Give only the number of lines in the records below that contain the word "ημερών".

◆ Record extracts ◆
---
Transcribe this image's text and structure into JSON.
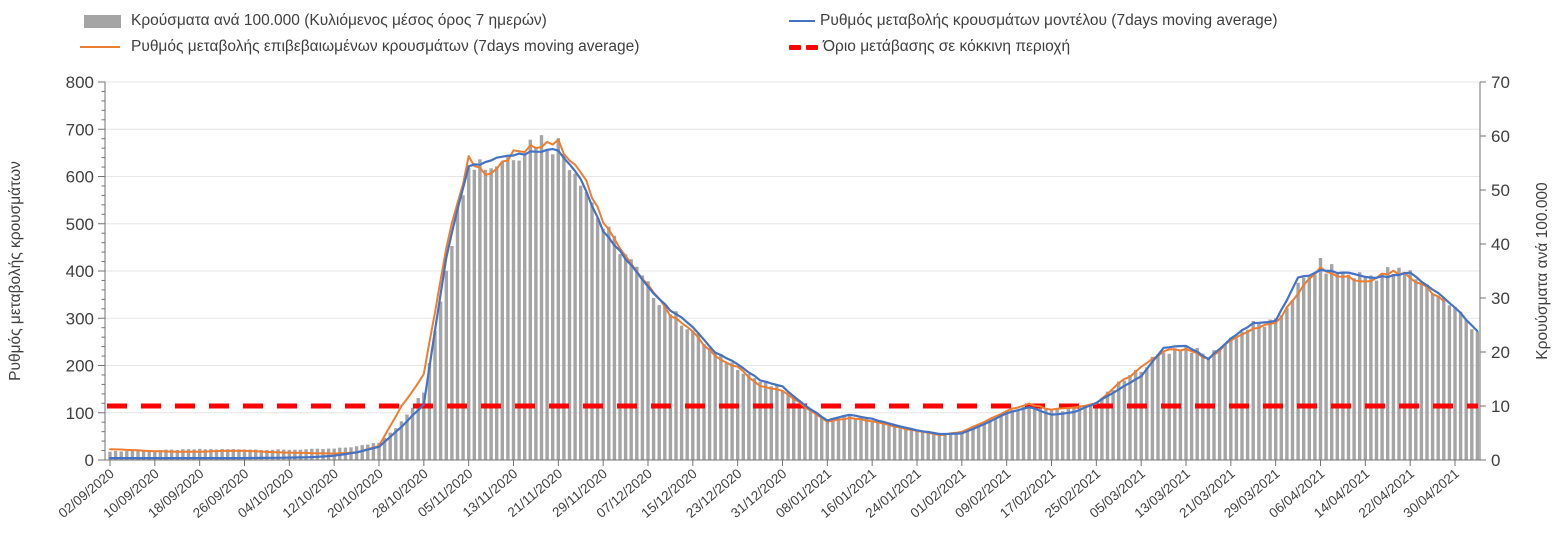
{
  "legend": {
    "items": [
      {
        "id": "cases-per-100k",
        "swatch": "bar",
        "label": "Κρούσματα ανά 100.000 (Κυλιόμενος μέσος όρος 7 ημερών)"
      },
      {
        "id": "model-rate",
        "swatch": "line-blue",
        "label": "Ρυθμός μεταβολής κρουσμάτων μοντέλου (7days moving average)"
      },
      {
        "id": "confirmed-rate",
        "swatch": "line-orange",
        "label": "Ρυθμός μεταβολής επιβεβαιωμένων κρουσμάτων (7days moving average)"
      },
      {
        "id": "red-zone-threshold",
        "swatch": "dash-red",
        "label": "Όριο μετάβασης σε κόκκινη περιοχή"
      }
    ]
  },
  "colors": {
    "bars": "#A5A5A5",
    "model_line": "#4472C4",
    "confirmed_line": "#ED7D31",
    "threshold": "#FF0000",
    "text": "#404040",
    "grid": "#E5E5E5",
    "spine": "#737373"
  },
  "chart_data": {
    "type": "bar",
    "subtype": "combo-bar-lines",
    "grid": "horizontal-major",
    "legend_position": "top",
    "left_axis": {
      "title": "Ρυθμός μεταβολής κρουσμάτων",
      "min": 0,
      "max": 800,
      "major": 100,
      "minor": 20
    },
    "right_axis": {
      "title": "Κρουύσματα ανά 100.000",
      "min": 0,
      "max": 70,
      "major": 10
    },
    "x_axis": {
      "start_date": "02/09/2020",
      "tick_interval_days": 8,
      "total_days": 244,
      "tick_labels": [
        "02/09/2020",
        "10/09/2020",
        "18/09/2020",
        "26/09/2020",
        "04/10/2020",
        "12/10/2020",
        "20/10/2020",
        "28/10/2020",
        "05/11/2020",
        "13/11/2020",
        "21/11/2020",
        "29/11/2020",
        "07/12/2020",
        "15/12/2020",
        "23/12/2020",
        "31/12/2020",
        "08/01/2021",
        "16/01/2021",
        "24/01/2021",
        "01/02/2021",
        "09/02/2021",
        "17/02/2021",
        "25/02/2021",
        "05/03/2021",
        "13/03/2021",
        "21/03/2021",
        "29/03/2021",
        "06/04/2021",
        "14/04/2021",
        "22/04/2021",
        "30/04/2021"
      ]
    },
    "threshold": {
      "label": "Όριο μετάβασης σε κόκκινη περιοχή",
      "axis": "right",
      "value": 10,
      "color": "#FF0000"
    },
    "series": [
      {
        "id": "bars",
        "name": "Κρούσματα ανά 100.000 (Κυλιόμενος μέσος όρος 7 ημερών)",
        "type": "bar",
        "axis": "right",
        "color_key": "bars",
        "days": [
          0,
          4,
          8,
          12,
          16,
          20,
          24,
          28,
          32,
          36,
          40,
          44,
          48,
          52,
          56,
          60,
          64,
          68,
          72,
          76,
          80,
          84,
          88,
          92,
          96,
          100,
          104,
          108,
          112,
          116,
          120,
          124,
          128,
          132,
          136,
          140,
          144,
          148,
          152,
          156,
          160,
          164,
          168,
          172,
          176,
          180,
          184,
          188,
          192,
          196,
          200,
          204,
          208,
          212,
          216,
          220,
          224,
          228,
          232,
          236,
          240,
          244
        ],
        "values": [
          1.6,
          1.7,
          1.8,
          1.9,
          2,
          2,
          2,
          1.9,
          1.9,
          2,
          2.1,
          2.5,
          3.3,
          7,
          12.5,
          36,
          56,
          54.5,
          57,
          59.5,
          58.5,
          52.5,
          43,
          38,
          32,
          27.5,
          24,
          19.5,
          17.3,
          14.5,
          13,
          10,
          7.3,
          8.1,
          7.4,
          6.3,
          5.5,
          4.8,
          5,
          6.9,
          8.9,
          10.1,
          9.2,
          9.6,
          10.4,
          14,
          17,
          20,
          21,
          19,
          22.5,
          25,
          25.3,
          32,
          36,
          34.5,
          34,
          34.8,
          34.5,
          31.5,
          28,
          24
        ]
      },
      {
        "id": "confirmed",
        "name": "Ρυθμός μεταβολής επιβεβαιωμένων κρουσμάτων (7days moving average)",
        "type": "line",
        "axis": "left",
        "color_key": "confirmed_line",
        "days": [
          0,
          4,
          8,
          12,
          16,
          20,
          24,
          28,
          32,
          36,
          40,
          44,
          48,
          52,
          56,
          60,
          64,
          68,
          72,
          76,
          80,
          84,
          88,
          92,
          96,
          100,
          104,
          108,
          112,
          116,
          120,
          124,
          128,
          132,
          136,
          140,
          144,
          148,
          152,
          156,
          160,
          164,
          168,
          172,
          176,
          180,
          184,
          188,
          192,
          196,
          200,
          204,
          208,
          212,
          216,
          220,
          224,
          228,
          232,
          236,
          238
        ],
        "values": [
          23,
          21,
          18.5,
          17.5,
          17.5,
          19,
          19.5,
          17,
          15.5,
          14.5,
          13.5,
          16,
          30,
          113,
          180,
          450,
          638,
          600,
          648,
          662,
          670,
          615,
          500,
          435,
          370,
          307,
          272,
          218,
          196,
          155,
          147,
          113,
          80,
          90,
          82,
          71,
          61,
          53,
          59,
          81,
          104,
          118,
          107,
          110,
          119,
          162,
          195,
          230,
          235,
          212,
          252,
          280,
          287,
          352,
          408,
          388,
          375,
          398,
          390,
          352,
          338
        ]
      },
      {
        "id": "model",
        "name": "Ρυθμός μεταβολής κρουσμάτων μοντέλου (7days moving average)",
        "type": "line",
        "axis": "left",
        "color_key": "model_line",
        "days": [
          0,
          4,
          8,
          12,
          16,
          20,
          24,
          28,
          32,
          36,
          40,
          44,
          48,
          52,
          56,
          60,
          64,
          68,
          72,
          76,
          80,
          84,
          88,
          92,
          96,
          100,
          104,
          108,
          112,
          116,
          120,
          124,
          128,
          132,
          136,
          140,
          144,
          148,
          152,
          156,
          160,
          164,
          168,
          172,
          176,
          180,
          184,
          188,
          192,
          196,
          200,
          204,
          208,
          212,
          216,
          220,
          224,
          228,
          232,
          236,
          240,
          244
        ],
        "values": [
          4,
          4,
          4,
          4,
          4,
          4,
          4,
          4.5,
          5,
          6,
          9,
          16,
          28,
          70,
          118,
          430,
          625,
          633,
          645,
          655,
          658,
          595,
          487,
          425,
          366,
          318,
          282,
          227,
          203,
          169,
          155,
          116,
          84,
          96,
          87,
          74,
          63,
          55,
          56,
          76,
          99,
          112,
          96,
          101,
          121,
          150,
          178,
          238,
          242,
          214,
          258,
          290,
          293,
          385,
          400,
          396,
          388,
          387,
          396,
          362,
          322,
          272
        ]
      }
    ]
  }
}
---
◆ Problem solution ◆
2